Exercise description:
Read the material below and tally how many lines hold the word "months", giving the number and nothing else.

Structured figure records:

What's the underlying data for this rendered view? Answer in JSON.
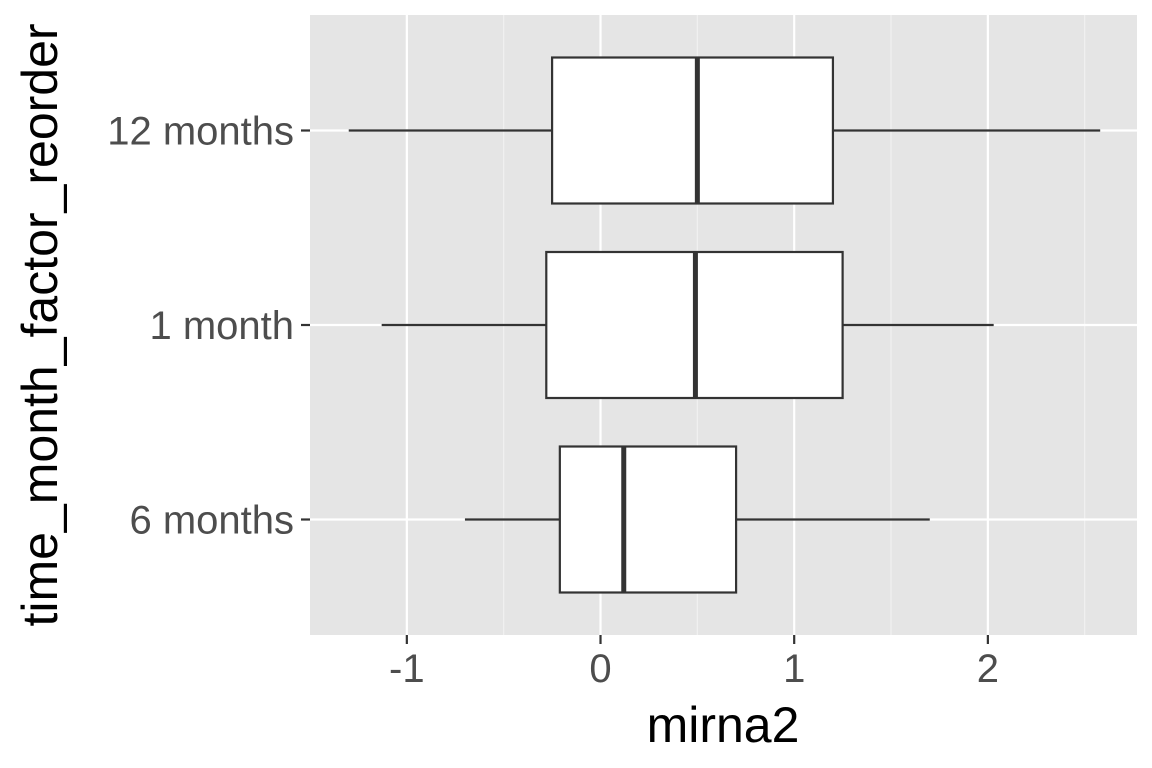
{
  "chart_data": {
    "type": "boxplot",
    "orientation": "horizontal",
    "title": "",
    "xlabel": "mirna2",
    "ylabel": "time_month_factor_reorder",
    "xlim": [
      -1.5,
      2.77
    ],
    "x_ticks": [
      -1,
      0,
      1,
      2
    ],
    "x_tick_labels": [
      "-1",
      "0",
      "1",
      "2"
    ],
    "categories": [
      "6 months",
      "1 month",
      "12 months"
    ],
    "boxes": [
      {
        "category": "6 months",
        "whisker_low": -0.7,
        "q1": -0.21,
        "median": 0.12,
        "q3": 0.7,
        "whisker_high": 1.7
      },
      {
        "category": "1 month",
        "whisker_low": -1.13,
        "q1": -0.28,
        "median": 0.49,
        "q3": 1.25,
        "whisker_high": 2.03
      },
      {
        "category": "12 months",
        "whisker_low": -1.3,
        "q1": -0.25,
        "median": 0.5,
        "q3": 1.2,
        "whisker_high": 2.58
      }
    ],
    "grid": true,
    "colors": {
      "panel_background": "#e5e5e5",
      "grid_major": "#ffffff",
      "grid_minor": "#f2f2f2",
      "box_fill": "#ffffff",
      "box_stroke": "#333333",
      "tick_label": "#4d4d4d",
      "axis_title": "#000000",
      "tick_mark": "#333333"
    }
  }
}
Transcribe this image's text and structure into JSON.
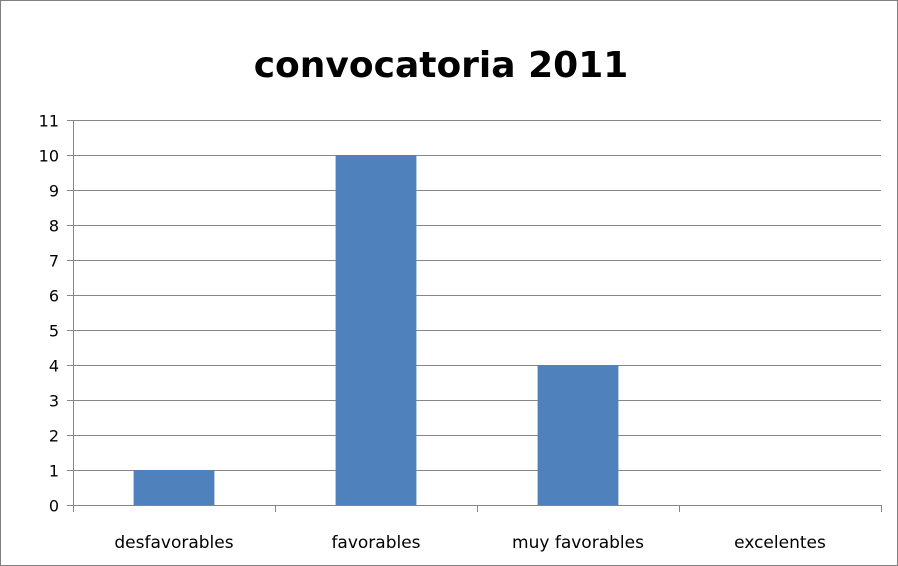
{
  "chart_data": {
    "type": "bar",
    "title": "convocatoria 2011",
    "categories": [
      "desfavorables",
      "favorables",
      "muy favorables",
      "excelentes"
    ],
    "values": [
      1,
      10,
      4,
      0
    ],
    "ylim": [
      0,
      11
    ],
    "yticks": [
      0,
      1,
      2,
      3,
      4,
      5,
      6,
      7,
      8,
      9,
      10,
      11
    ],
    "grid": true,
    "legend": "none",
    "colors": {
      "bar": "#4f81bd",
      "grid": "#868686",
      "axis": "#868686"
    }
  }
}
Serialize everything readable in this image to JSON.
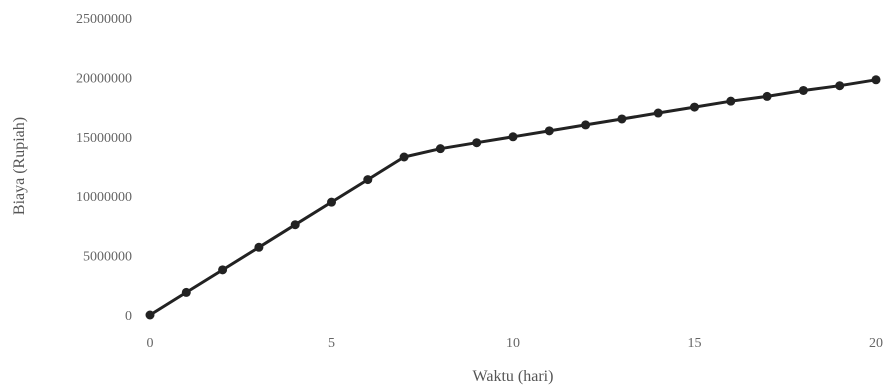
{
  "chart_data": {
    "type": "line",
    "title": "",
    "xlabel": "Waktu (hari)",
    "ylabel": "Biaya (Rupiah)",
    "xlim": [
      0,
      20
    ],
    "ylim": [
      0,
      25000000
    ],
    "x_ticks": [
      0,
      5,
      10,
      15,
      20
    ],
    "y_ticks": [
      0,
      5000000,
      10000000,
      15000000,
      20000000,
      25000000
    ],
    "x_tick_labels": [
      "0",
      "5",
      "10",
      "15",
      "20"
    ],
    "y_tick_labels": [
      "0",
      "5000000",
      "10000000",
      "15000000",
      "20000000",
      "25000000"
    ],
    "grid": false,
    "legend": "none",
    "series": [
      {
        "color": "#222222",
        "marker": "circle",
        "x": [
          0,
          1,
          2,
          3,
          4,
          5,
          6,
          7,
          8,
          9,
          10,
          11,
          12,
          13,
          14,
          15,
          16,
          17,
          18,
          19,
          20
        ],
        "values": [
          0,
          1900000,
          3800000,
          5700000,
          7600000,
          9500000,
          11400000,
          13300000,
          14000000,
          14500000,
          15000000,
          15500000,
          16000000,
          16500000,
          17000000,
          17500000,
          18000000,
          18400000,
          18900000,
          19300000,
          19800000
        ]
      }
    ]
  }
}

Correct answer:
4